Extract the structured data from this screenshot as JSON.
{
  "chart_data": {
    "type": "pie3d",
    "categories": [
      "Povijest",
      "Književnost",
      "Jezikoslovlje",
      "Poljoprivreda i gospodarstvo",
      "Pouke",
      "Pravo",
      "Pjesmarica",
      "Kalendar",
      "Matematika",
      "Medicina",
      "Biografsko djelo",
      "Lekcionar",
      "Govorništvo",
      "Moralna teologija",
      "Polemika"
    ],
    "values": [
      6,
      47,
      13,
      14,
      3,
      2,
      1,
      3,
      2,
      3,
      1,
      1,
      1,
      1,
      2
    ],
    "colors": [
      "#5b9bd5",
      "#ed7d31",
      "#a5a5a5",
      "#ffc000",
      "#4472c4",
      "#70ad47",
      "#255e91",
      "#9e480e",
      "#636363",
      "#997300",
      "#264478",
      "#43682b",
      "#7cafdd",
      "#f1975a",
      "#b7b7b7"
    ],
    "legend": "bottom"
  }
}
-*-
### [SET TASK]
Return the listing above word for word.

### [RESPONSE TO THIS TASK]
Extract the structured data from this screenshot as JSON.
{
  "chart_data": {
    "type": "pie3d",
    "categories": [
      "Povijest",
      "Književnost",
      "Jezikoslovlje",
      "Poljoprivreda i gospodarstvo",
      "Pouke",
      "Pravo",
      "Pjesmarica",
      "Kalendar",
      "Matematika",
      "Medicina",
      "Biografsko djelo",
      "Lekcionar",
      "Govorništvo",
      "Moralna teologija",
      "Polemika"
    ],
    "values": [
      6,
      47,
      13,
      14,
      3,
      2,
      1,
      3,
      2,
      3,
      1,
      1,
      1,
      1,
      2
    ],
    "colors": [
      "#5b9bd5",
      "#ed7d31",
      "#a5a5a5",
      "#ffc000",
      "#4472c4",
      "#70ad47",
      "#255e91",
      "#9e480e",
      "#636363",
      "#997300",
      "#264478",
      "#43682b",
      "#7cafdd",
      "#f1975a",
      "#b7b7b7"
    ],
    "legend": "bottom"
  }
}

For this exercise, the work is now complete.